(Collection entries)

* * * * *

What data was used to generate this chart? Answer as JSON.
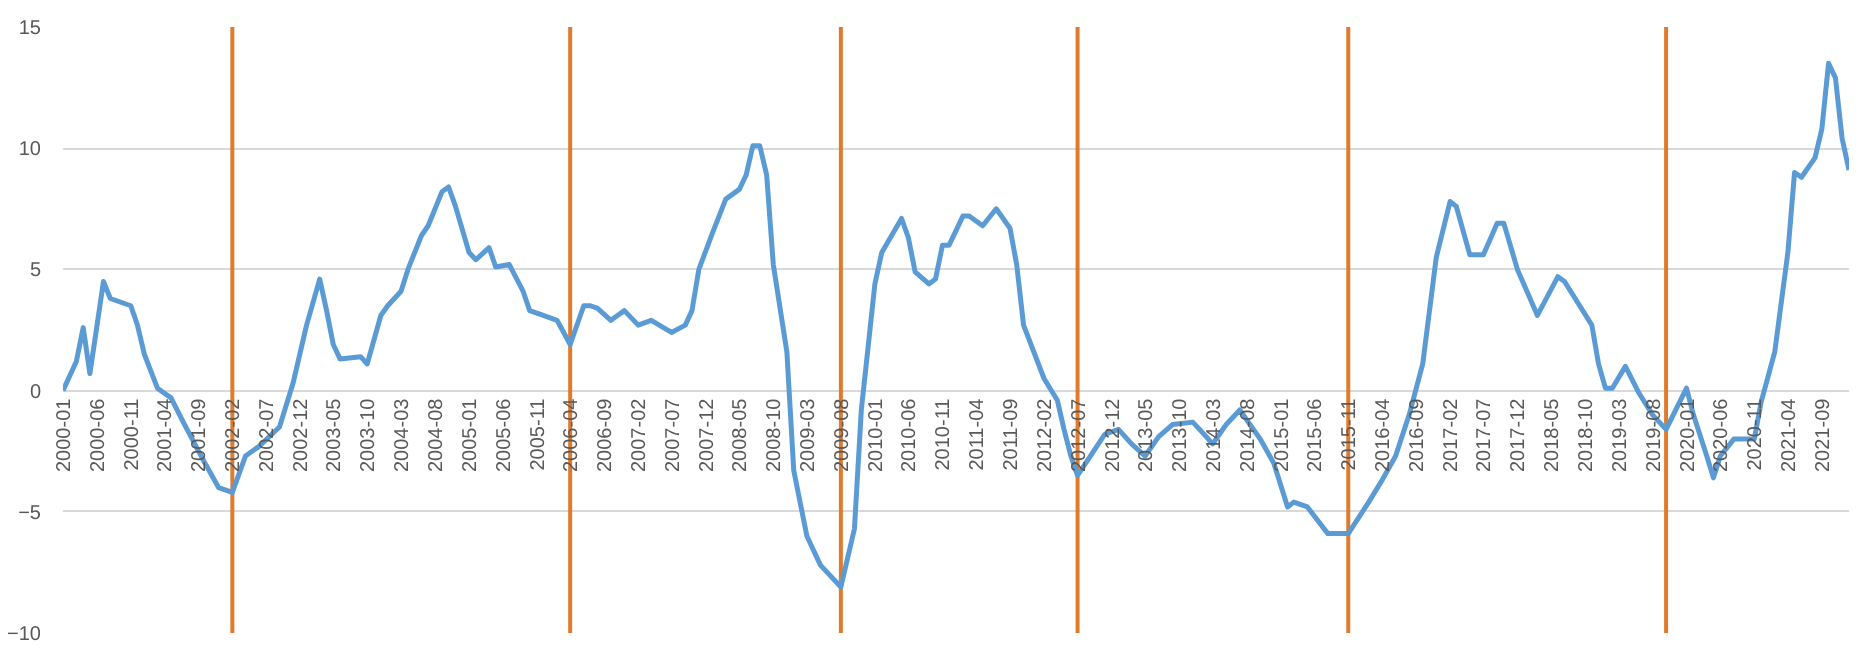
{
  "chart_data": {
    "type": "line",
    "x": [
      "2000-01",
      "2000-03",
      "2000-04",
      "2000-05",
      "2000-07",
      "2000-08",
      "2000-11",
      "2000-12",
      "2001-01",
      "2001-03",
      "2001-05",
      "2001-07",
      "2001-10",
      "2001-12",
      "2002-02",
      "2002-04",
      "2002-06",
      "2002-09",
      "2002-11",
      "2003-01",
      "2003-03",
      "2003-04",
      "2003-05",
      "2003-06",
      "2003-09",
      "2003-10",
      "2003-12",
      "2004-01",
      "2004-03",
      "2004-04",
      "2004-06",
      "2004-07",
      "2004-09",
      "2004-10",
      "2004-11",
      "2005-01",
      "2005-02",
      "2005-04",
      "2005-05",
      "2005-07",
      "2005-09",
      "2005-10",
      "2005-12",
      "2006-02",
      "2006-04",
      "2006-06",
      "2006-07",
      "2006-08",
      "2006-10",
      "2006-12",
      "2007-02",
      "2007-04",
      "2007-07",
      "2007-09",
      "2007-10",
      "2007-11",
      "2008-01",
      "2008-03",
      "2008-05",
      "2008-06",
      "2008-07",
      "2008-08",
      "2008-09",
      "2008-10",
      "2008-12",
      "2009-01",
      "2009-03",
      "2009-05",
      "2009-08",
      "2009-10",
      "2009-11",
      "2010-01",
      "2010-02",
      "2010-05",
      "2010-06",
      "2010-07",
      "2010-09",
      "2010-10",
      "2010-11",
      "2010-12",
      "2011-02",
      "2011-03",
      "2011-05",
      "2011-07",
      "2011-09",
      "2011-10",
      "2011-11",
      "2012-02",
      "2012-04",
      "2012-05",
      "2012-06",
      "2012-07",
      "2012-11",
      "2013-01",
      "2013-03",
      "2013-05",
      "2013-07",
      "2013-09",
      "2013-12",
      "2014-01",
      "2014-03",
      "2014-05",
      "2014-07",
      "2014-10",
      "2014-12",
      "2015-02",
      "2015-03",
      "2015-05",
      "2015-08",
      "2015-10",
      "2015-11",
      "2016-02",
      "2016-04",
      "2016-06",
      "2016-08",
      "2016-10",
      "2016-12",
      "2017-02",
      "2017-03",
      "2017-05",
      "2017-07",
      "2017-09",
      "2017-10",
      "2017-12",
      "2018-03",
      "2018-06",
      "2018-07",
      "2018-11",
      "2018-12",
      "2019-01",
      "2019-02",
      "2019-04",
      "2019-06",
      "2019-08",
      "2019-10",
      "2020-01",
      "2020-02",
      "2020-04",
      "2020-05",
      "2020-06",
      "2020-08",
      "2020-11",
      "2020-12",
      "2021-02",
      "2021-04",
      "2021-05",
      "2021-06",
      "2021-08",
      "2021-09",
      "2021-10",
      "2021-11",
      "2021-12",
      "2022-01"
    ],
    "series": [
      {
        "color": "#5b9bd5",
        "values": [
          0,
          1.2,
          2.6,
          0.7,
          4.5,
          3.8,
          3.5,
          2.7,
          1.5,
          0.1,
          -0.3,
          -1.4,
          -3.0,
          -4.0,
          -4.2,
          -2.7,
          -2.3,
          -1.5,
          0.3,
          2.7,
          4.6,
          3.3,
          1.9,
          1.3,
          1.4,
          1.1,
          3.1,
          3.5,
          4.1,
          5.0,
          6.4,
          6.8,
          8.2,
          8.4,
          7.6,
          5.7,
          5.4,
          5.9,
          5.1,
          5.2,
          4.1,
          3.3,
          3.1,
          2.9,
          1.9,
          3.5,
          3.5,
          3.4,
          2.9,
          3.3,
          2.7,
          2.9,
          2.4,
          2.7,
          3.3,
          5.0,
          6.5,
          7.9,
          8.3,
          8.9,
          10.1,
          10.1,
          8.9,
          5.2,
          1.6,
          -3.3,
          -6.0,
          -7.2,
          -8.1,
          -5.7,
          -0.8,
          4.4,
          5.7,
          7.1,
          6.3,
          4.9,
          4.4,
          4.6,
          6.0,
          6.0,
          7.2,
          7.2,
          6.8,
          7.5,
          6.7,
          5.2,
          2.7,
          0.5,
          -0.4,
          -1.6,
          -2.7,
          -3.5,
          -1.8,
          -1.6,
          -2.2,
          -2.7,
          -1.9,
          -1.4,
          -1.3,
          -1.6,
          -2.2,
          -1.4,
          -0.8,
          -2.0,
          -3.0,
          -4.8,
          -4.6,
          -4.8,
          -5.9,
          -5.9,
          -5.9,
          -4.6,
          -3.7,
          -2.7,
          -1.0,
          1.1,
          5.5,
          7.8,
          7.6,
          5.6,
          5.6,
          6.9,
          6.9,
          5.0,
          3.1,
          4.7,
          4.5,
          2.7,
          1.1,
          0.1,
          0.1,
          1.0,
          -0.1,
          -1.0,
          -1.6,
          0.1,
          -1.0,
          -2.7,
          -3.6,
          -2.7,
          -2.0,
          -2.0,
          -0.5,
          1.6,
          5.7,
          9.0,
          8.8,
          9.6,
          10.8,
          13.5,
          12.9,
          10.4,
          9.1
        ]
      }
    ],
    "xlim": [
      "2000-01",
      "2022-01"
    ],
    "xticks": [
      "2000-01",
      "2000-06",
      "2000-11",
      "2001-04",
      "2001-09",
      "2002-02",
      "2002-07",
      "2002-12",
      "2003-05",
      "2003-10",
      "2004-03",
      "2004-08",
      "2005-01",
      "2005-06",
      "2005-11",
      "2006-04",
      "2006-09",
      "2007-02",
      "2007-07",
      "2007-12",
      "2008-05",
      "2008-10",
      "2009-03",
      "2009-08",
      "2010-01",
      "2010-06",
      "2010-11",
      "2011-04",
      "2011-09",
      "2012-02",
      "2012-07",
      "2012-12",
      "2013-05",
      "2013-10",
      "2014-03",
      "2014-08",
      "2015-01",
      "2015-06",
      "2015-11",
      "2016-04",
      "2016-09",
      "2017-02",
      "2017-07",
      "2017-12",
      "2018-05",
      "2018-10",
      "2019-03",
      "2019-08",
      "2020-01",
      "2020-06",
      "2020-11",
      "2021-04",
      "2021-09"
    ],
    "ylim": [
      -10,
      15
    ],
    "yticks": [
      -10,
      -5,
      0,
      5,
      10,
      15
    ],
    "grid": "y",
    "ref_lines": [
      {
        "axis": "x",
        "value": "2002-02",
        "color": "#e07b2e"
      },
      {
        "axis": "x",
        "value": "2006-04",
        "color": "#e07b2e"
      },
      {
        "axis": "x",
        "value": "2009-08",
        "color": "#e07b2e"
      },
      {
        "axis": "x",
        "value": "2012-07",
        "color": "#e07b2e"
      },
      {
        "axis": "x",
        "value": "2015-11",
        "color": "#e07b2e"
      },
      {
        "axis": "x",
        "value": "2019-10",
        "color": "#e07b2e"
      }
    ]
  }
}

* * * * *

What is expected:
Restate the whole listing above exactly, please, omitting every image.

Worked solution:
What data was used to generate this chart? Answer as JSON.
{
  "chart_data": {
    "type": "line",
    "x": [
      "2000-01",
      "2000-03",
      "2000-04",
      "2000-05",
      "2000-07",
      "2000-08",
      "2000-11",
      "2000-12",
      "2001-01",
      "2001-03",
      "2001-05",
      "2001-07",
      "2001-10",
      "2001-12",
      "2002-02",
      "2002-04",
      "2002-06",
      "2002-09",
      "2002-11",
      "2003-01",
      "2003-03",
      "2003-04",
      "2003-05",
      "2003-06",
      "2003-09",
      "2003-10",
      "2003-12",
      "2004-01",
      "2004-03",
      "2004-04",
      "2004-06",
      "2004-07",
      "2004-09",
      "2004-10",
      "2004-11",
      "2005-01",
      "2005-02",
      "2005-04",
      "2005-05",
      "2005-07",
      "2005-09",
      "2005-10",
      "2005-12",
      "2006-02",
      "2006-04",
      "2006-06",
      "2006-07",
      "2006-08",
      "2006-10",
      "2006-12",
      "2007-02",
      "2007-04",
      "2007-07",
      "2007-09",
      "2007-10",
      "2007-11",
      "2008-01",
      "2008-03",
      "2008-05",
      "2008-06",
      "2008-07",
      "2008-08",
      "2008-09",
      "2008-10",
      "2008-12",
      "2009-01",
      "2009-03",
      "2009-05",
      "2009-08",
      "2009-10",
      "2009-11",
      "2010-01",
      "2010-02",
      "2010-05",
      "2010-06",
      "2010-07",
      "2010-09",
      "2010-10",
      "2010-11",
      "2010-12",
      "2011-02",
      "2011-03",
      "2011-05",
      "2011-07",
      "2011-09",
      "2011-10",
      "2011-11",
      "2012-02",
      "2012-04",
      "2012-05",
      "2012-06",
      "2012-07",
      "2012-11",
      "2013-01",
      "2013-03",
      "2013-05",
      "2013-07",
      "2013-09",
      "2013-12",
      "2014-01",
      "2014-03",
      "2014-05",
      "2014-07",
      "2014-10",
      "2014-12",
      "2015-02",
      "2015-03",
      "2015-05",
      "2015-08",
      "2015-10",
      "2015-11",
      "2016-02",
      "2016-04",
      "2016-06",
      "2016-08",
      "2016-10",
      "2016-12",
      "2017-02",
      "2017-03",
      "2017-05",
      "2017-07",
      "2017-09",
      "2017-10",
      "2017-12",
      "2018-03",
      "2018-06",
      "2018-07",
      "2018-11",
      "2018-12",
      "2019-01",
      "2019-02",
      "2019-04",
      "2019-06",
      "2019-08",
      "2019-10",
      "2020-01",
      "2020-02",
      "2020-04",
      "2020-05",
      "2020-06",
      "2020-08",
      "2020-11",
      "2020-12",
      "2021-02",
      "2021-04",
      "2021-05",
      "2021-06",
      "2021-08",
      "2021-09",
      "2021-10",
      "2021-11",
      "2021-12",
      "2022-01"
    ],
    "series": [
      {
        "color": "#5b9bd5",
        "values": [
          0,
          1.2,
          2.6,
          0.7,
          4.5,
          3.8,
          3.5,
          2.7,
          1.5,
          0.1,
          -0.3,
          -1.4,
          -3.0,
          -4.0,
          -4.2,
          -2.7,
          -2.3,
          -1.5,
          0.3,
          2.7,
          4.6,
          3.3,
          1.9,
          1.3,
          1.4,
          1.1,
          3.1,
          3.5,
          4.1,
          5.0,
          6.4,
          6.8,
          8.2,
          8.4,
          7.6,
          5.7,
          5.4,
          5.9,
          5.1,
          5.2,
          4.1,
          3.3,
          3.1,
          2.9,
          1.9,
          3.5,
          3.5,
          3.4,
          2.9,
          3.3,
          2.7,
          2.9,
          2.4,
          2.7,
          3.3,
          5.0,
          6.5,
          7.9,
          8.3,
          8.9,
          10.1,
          10.1,
          8.9,
          5.2,
          1.6,
          -3.3,
          -6.0,
          -7.2,
          -8.1,
          -5.7,
          -0.8,
          4.4,
          5.7,
          7.1,
          6.3,
          4.9,
          4.4,
          4.6,
          6.0,
          6.0,
          7.2,
          7.2,
          6.8,
          7.5,
          6.7,
          5.2,
          2.7,
          0.5,
          -0.4,
          -1.6,
          -2.7,
          -3.5,
          -1.8,
          -1.6,
          -2.2,
          -2.7,
          -1.9,
          -1.4,
          -1.3,
          -1.6,
          -2.2,
          -1.4,
          -0.8,
          -2.0,
          -3.0,
          -4.8,
          -4.6,
          -4.8,
          -5.9,
          -5.9,
          -5.9,
          -4.6,
          -3.7,
          -2.7,
          -1.0,
          1.1,
          5.5,
          7.8,
          7.6,
          5.6,
          5.6,
          6.9,
          6.9,
          5.0,
          3.1,
          4.7,
          4.5,
          2.7,
          1.1,
          0.1,
          0.1,
          1.0,
          -0.1,
          -1.0,
          -1.6,
          0.1,
          -1.0,
          -2.7,
          -3.6,
          -2.7,
          -2.0,
          -2.0,
          -0.5,
          1.6,
          5.7,
          9.0,
          8.8,
          9.6,
          10.8,
          13.5,
          12.9,
          10.4,
          9.1
        ]
      }
    ],
    "xlim": [
      "2000-01",
      "2022-01"
    ],
    "xticks": [
      "2000-01",
      "2000-06",
      "2000-11",
      "2001-04",
      "2001-09",
      "2002-02",
      "2002-07",
      "2002-12",
      "2003-05",
      "2003-10",
      "2004-03",
      "2004-08",
      "2005-01",
      "2005-06",
      "2005-11",
      "2006-04",
      "2006-09",
      "2007-02",
      "2007-07",
      "2007-12",
      "2008-05",
      "2008-10",
      "2009-03",
      "2009-08",
      "2010-01",
      "2010-06",
      "2010-11",
      "2011-04",
      "2011-09",
      "2012-02",
      "2012-07",
      "2012-12",
      "2013-05",
      "2013-10",
      "2014-03",
      "2014-08",
      "2015-01",
      "2015-06",
      "2015-11",
      "2016-04",
      "2016-09",
      "2017-02",
      "2017-07",
      "2017-12",
      "2018-05",
      "2018-10",
      "2019-03",
      "2019-08",
      "2020-01",
      "2020-06",
      "2020-11",
      "2021-04",
      "2021-09"
    ],
    "ylim": [
      -10,
      15
    ],
    "yticks": [
      -10,
      -5,
      0,
      5,
      10,
      15
    ],
    "grid": "y",
    "ref_lines": [
      {
        "axis": "x",
        "value": "2002-02",
        "color": "#e07b2e"
      },
      {
        "axis": "x",
        "value": "2006-04",
        "color": "#e07b2e"
      },
      {
        "axis": "x",
        "value": "2009-08",
        "color": "#e07b2e"
      },
      {
        "axis": "x",
        "value": "2012-07",
        "color": "#e07b2e"
      },
      {
        "axis": "x",
        "value": "2015-11",
        "color": "#e07b2e"
      },
      {
        "axis": "x",
        "value": "2019-10",
        "color": "#e07b2e"
      }
    ]
  }
}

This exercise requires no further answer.